#### DATA ROWS:
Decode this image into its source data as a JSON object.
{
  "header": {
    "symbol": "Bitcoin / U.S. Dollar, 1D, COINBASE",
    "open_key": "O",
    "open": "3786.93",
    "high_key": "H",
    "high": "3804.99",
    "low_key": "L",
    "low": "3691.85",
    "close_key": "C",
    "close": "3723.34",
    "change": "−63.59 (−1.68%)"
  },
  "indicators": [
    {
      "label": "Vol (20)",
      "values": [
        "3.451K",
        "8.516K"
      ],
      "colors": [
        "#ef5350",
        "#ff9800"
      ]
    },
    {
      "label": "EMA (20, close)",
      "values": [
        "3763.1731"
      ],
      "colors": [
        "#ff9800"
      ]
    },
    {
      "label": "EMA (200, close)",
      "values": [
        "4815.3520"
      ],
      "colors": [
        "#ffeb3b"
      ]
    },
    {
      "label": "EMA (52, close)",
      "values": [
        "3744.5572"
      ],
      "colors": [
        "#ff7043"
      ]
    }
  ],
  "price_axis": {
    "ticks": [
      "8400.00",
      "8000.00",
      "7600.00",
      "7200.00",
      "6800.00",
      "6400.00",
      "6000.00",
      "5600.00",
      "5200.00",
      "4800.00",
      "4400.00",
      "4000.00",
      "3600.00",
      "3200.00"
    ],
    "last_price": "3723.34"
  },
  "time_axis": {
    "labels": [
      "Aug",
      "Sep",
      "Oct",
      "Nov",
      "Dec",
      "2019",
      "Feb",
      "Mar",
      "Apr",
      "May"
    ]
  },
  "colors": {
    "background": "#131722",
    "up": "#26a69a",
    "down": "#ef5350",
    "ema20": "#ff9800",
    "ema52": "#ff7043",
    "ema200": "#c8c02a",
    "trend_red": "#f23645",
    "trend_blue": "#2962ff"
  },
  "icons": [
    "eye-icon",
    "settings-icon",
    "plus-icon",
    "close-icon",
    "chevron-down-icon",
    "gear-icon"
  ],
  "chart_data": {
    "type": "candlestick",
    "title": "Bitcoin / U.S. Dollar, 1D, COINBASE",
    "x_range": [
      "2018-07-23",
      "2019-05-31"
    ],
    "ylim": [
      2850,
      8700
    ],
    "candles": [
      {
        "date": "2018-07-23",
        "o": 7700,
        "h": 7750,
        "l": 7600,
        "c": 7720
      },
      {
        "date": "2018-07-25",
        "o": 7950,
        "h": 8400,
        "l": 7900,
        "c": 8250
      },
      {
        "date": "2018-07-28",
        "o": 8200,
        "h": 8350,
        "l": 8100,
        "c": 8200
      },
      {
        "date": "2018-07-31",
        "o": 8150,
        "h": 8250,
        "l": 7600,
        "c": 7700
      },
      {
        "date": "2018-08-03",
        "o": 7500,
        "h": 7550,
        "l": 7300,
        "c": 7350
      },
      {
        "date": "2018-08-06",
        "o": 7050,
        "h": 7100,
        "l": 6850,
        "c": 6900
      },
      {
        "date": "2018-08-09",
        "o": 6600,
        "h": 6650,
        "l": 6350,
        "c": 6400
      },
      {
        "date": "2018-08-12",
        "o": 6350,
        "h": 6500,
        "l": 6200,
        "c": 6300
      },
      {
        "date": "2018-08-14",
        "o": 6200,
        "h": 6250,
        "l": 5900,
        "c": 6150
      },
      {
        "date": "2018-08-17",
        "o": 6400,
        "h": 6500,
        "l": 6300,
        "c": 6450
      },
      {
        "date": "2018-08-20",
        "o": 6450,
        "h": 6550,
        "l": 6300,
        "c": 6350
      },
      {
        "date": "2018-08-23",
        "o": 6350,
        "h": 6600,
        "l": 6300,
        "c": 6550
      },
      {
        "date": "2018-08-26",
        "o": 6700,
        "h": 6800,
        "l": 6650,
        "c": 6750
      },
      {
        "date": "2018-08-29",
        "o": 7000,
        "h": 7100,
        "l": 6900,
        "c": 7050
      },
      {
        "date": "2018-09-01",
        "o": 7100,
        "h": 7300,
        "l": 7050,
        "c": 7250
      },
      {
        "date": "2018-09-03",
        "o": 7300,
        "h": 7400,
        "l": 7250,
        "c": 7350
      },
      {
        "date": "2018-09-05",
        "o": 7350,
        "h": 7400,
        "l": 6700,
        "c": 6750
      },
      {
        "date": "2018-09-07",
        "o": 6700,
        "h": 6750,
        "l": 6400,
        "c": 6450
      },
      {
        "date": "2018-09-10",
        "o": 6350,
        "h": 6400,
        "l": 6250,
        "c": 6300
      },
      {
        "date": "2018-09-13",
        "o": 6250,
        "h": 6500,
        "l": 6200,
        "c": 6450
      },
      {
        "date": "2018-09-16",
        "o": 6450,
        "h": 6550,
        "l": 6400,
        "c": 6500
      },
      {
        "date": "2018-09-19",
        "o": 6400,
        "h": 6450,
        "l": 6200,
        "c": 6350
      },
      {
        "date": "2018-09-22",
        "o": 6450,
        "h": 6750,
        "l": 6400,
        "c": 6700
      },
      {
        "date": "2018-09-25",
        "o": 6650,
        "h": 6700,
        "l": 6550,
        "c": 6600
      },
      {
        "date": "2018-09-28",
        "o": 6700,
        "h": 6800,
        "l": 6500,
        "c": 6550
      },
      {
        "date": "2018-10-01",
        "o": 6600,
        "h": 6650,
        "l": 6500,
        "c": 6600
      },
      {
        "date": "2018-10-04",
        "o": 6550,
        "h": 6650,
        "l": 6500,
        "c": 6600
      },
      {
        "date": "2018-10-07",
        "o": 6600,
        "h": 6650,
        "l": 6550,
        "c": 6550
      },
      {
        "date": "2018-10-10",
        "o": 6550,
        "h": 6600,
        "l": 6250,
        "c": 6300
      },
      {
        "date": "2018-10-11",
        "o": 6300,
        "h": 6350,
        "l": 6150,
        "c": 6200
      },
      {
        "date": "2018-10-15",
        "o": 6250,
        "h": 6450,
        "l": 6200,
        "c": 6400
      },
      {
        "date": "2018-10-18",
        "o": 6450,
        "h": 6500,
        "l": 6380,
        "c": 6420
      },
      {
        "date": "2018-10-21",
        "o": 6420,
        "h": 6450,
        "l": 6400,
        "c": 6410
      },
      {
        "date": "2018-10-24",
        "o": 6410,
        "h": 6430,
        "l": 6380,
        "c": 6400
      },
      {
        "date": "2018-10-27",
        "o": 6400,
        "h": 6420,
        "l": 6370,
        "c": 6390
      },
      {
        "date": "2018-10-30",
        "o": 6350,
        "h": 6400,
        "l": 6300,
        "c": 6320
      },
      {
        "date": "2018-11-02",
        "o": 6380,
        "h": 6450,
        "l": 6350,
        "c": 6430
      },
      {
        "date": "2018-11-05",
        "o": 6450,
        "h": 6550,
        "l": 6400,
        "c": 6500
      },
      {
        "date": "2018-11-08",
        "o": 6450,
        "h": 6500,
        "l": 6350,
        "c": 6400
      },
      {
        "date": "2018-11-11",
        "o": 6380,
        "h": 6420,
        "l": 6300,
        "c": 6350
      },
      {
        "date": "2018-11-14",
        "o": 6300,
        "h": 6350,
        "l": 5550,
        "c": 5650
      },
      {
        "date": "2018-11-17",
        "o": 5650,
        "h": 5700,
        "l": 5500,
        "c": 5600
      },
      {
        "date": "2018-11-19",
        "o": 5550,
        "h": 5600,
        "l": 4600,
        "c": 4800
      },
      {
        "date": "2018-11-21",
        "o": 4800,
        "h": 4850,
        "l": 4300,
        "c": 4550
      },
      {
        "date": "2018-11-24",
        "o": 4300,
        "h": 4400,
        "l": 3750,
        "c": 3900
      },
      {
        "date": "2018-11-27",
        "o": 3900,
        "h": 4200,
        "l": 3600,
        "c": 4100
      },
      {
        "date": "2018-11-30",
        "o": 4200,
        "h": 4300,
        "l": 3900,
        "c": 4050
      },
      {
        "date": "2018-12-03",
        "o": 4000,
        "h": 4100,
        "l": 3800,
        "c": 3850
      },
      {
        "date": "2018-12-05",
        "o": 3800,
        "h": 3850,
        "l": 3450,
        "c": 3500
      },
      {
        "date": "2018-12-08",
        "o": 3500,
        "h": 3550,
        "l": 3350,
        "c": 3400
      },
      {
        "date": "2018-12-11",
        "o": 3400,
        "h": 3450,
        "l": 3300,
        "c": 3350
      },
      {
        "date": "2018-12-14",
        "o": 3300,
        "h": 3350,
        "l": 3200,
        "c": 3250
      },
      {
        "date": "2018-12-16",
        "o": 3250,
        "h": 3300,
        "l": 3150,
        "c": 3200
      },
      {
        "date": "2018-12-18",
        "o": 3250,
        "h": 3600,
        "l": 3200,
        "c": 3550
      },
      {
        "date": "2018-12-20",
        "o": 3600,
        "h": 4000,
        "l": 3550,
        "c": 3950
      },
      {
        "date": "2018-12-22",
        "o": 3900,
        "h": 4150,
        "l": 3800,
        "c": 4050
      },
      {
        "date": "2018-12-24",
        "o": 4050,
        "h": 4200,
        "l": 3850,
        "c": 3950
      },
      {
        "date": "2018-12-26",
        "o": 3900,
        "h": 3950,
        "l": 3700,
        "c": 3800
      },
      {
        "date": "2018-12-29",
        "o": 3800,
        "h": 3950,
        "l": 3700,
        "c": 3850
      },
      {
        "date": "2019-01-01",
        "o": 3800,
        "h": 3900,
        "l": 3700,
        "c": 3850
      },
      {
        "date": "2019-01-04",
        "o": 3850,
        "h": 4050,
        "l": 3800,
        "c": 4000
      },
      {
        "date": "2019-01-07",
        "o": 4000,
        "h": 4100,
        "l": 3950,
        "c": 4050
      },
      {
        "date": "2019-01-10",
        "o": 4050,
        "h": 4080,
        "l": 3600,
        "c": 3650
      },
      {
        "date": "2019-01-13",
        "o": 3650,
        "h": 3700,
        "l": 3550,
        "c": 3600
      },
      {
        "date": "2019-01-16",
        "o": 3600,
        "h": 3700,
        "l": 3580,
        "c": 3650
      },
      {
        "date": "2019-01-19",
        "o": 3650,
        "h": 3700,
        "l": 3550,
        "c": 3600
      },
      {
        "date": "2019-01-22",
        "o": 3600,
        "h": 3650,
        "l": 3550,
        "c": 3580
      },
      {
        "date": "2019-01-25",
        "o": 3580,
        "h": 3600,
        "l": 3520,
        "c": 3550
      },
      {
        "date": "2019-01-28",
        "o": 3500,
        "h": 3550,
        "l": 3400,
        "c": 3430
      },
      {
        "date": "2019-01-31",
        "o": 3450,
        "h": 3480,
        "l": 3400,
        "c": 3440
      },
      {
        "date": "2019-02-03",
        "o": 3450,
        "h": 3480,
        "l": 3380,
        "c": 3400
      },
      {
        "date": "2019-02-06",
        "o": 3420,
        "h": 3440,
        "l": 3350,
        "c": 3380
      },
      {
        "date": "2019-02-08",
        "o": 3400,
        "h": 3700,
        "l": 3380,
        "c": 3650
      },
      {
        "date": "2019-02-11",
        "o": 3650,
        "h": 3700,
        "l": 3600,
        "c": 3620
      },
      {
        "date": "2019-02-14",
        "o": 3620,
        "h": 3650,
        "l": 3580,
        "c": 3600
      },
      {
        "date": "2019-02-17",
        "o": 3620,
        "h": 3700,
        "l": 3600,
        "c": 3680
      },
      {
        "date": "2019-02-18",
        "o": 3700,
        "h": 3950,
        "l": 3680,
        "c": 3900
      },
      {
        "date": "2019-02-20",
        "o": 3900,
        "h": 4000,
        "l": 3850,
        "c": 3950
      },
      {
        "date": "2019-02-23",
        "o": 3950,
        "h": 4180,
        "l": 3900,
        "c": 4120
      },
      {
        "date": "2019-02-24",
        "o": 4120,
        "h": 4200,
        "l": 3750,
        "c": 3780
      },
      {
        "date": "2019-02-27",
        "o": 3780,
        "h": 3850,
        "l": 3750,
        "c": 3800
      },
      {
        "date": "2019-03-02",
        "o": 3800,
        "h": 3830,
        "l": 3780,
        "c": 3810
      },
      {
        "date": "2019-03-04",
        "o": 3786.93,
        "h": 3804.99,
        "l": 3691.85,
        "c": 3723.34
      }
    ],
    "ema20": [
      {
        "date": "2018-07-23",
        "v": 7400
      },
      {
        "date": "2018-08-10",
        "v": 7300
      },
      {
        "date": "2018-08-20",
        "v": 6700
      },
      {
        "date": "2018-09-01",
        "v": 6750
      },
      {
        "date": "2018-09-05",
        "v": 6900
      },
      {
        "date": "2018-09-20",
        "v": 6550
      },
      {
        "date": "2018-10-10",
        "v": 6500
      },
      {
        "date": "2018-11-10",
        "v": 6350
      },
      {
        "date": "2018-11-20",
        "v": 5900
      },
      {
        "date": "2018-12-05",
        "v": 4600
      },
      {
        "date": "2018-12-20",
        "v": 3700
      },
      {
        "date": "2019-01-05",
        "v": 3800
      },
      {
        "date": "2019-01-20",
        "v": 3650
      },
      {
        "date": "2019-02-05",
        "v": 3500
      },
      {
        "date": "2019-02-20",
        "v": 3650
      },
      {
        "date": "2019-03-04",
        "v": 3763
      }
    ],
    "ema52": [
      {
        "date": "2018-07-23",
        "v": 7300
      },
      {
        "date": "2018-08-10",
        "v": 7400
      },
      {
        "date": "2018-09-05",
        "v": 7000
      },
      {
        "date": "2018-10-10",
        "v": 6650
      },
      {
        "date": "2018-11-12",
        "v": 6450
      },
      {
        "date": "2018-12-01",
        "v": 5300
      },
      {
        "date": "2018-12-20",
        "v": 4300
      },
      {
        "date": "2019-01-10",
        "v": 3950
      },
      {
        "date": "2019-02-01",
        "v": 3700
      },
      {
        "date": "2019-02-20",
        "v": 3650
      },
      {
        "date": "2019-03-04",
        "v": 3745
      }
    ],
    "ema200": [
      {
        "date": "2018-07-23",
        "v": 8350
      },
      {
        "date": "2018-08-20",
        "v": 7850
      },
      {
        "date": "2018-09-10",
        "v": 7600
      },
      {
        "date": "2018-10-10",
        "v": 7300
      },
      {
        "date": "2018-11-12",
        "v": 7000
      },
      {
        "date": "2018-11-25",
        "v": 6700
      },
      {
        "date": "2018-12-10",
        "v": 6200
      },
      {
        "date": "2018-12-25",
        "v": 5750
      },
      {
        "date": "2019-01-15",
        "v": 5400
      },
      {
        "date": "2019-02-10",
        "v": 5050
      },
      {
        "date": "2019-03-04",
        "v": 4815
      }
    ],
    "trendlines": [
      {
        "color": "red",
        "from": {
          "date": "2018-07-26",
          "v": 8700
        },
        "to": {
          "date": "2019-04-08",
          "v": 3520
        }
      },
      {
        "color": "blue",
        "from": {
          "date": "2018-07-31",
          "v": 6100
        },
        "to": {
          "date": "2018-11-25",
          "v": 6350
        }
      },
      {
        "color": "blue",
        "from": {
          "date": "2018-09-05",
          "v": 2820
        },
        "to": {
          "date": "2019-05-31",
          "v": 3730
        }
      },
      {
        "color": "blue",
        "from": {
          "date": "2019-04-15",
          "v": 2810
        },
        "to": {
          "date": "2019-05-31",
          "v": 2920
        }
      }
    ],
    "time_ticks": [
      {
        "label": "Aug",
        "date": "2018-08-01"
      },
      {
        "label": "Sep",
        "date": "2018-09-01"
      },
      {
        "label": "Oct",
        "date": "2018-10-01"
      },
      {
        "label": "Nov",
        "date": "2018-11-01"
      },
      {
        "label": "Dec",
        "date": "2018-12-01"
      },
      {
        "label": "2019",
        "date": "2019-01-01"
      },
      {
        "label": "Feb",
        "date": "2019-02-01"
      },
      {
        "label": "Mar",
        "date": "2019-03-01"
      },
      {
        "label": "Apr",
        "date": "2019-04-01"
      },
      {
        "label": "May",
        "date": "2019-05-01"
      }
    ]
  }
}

#### GIVEN INSTRUCTION:
Ascertain the number of lines in the entries that include the word "COINBASE", and report only that number.

#### EXERCISE RESPONSE:
2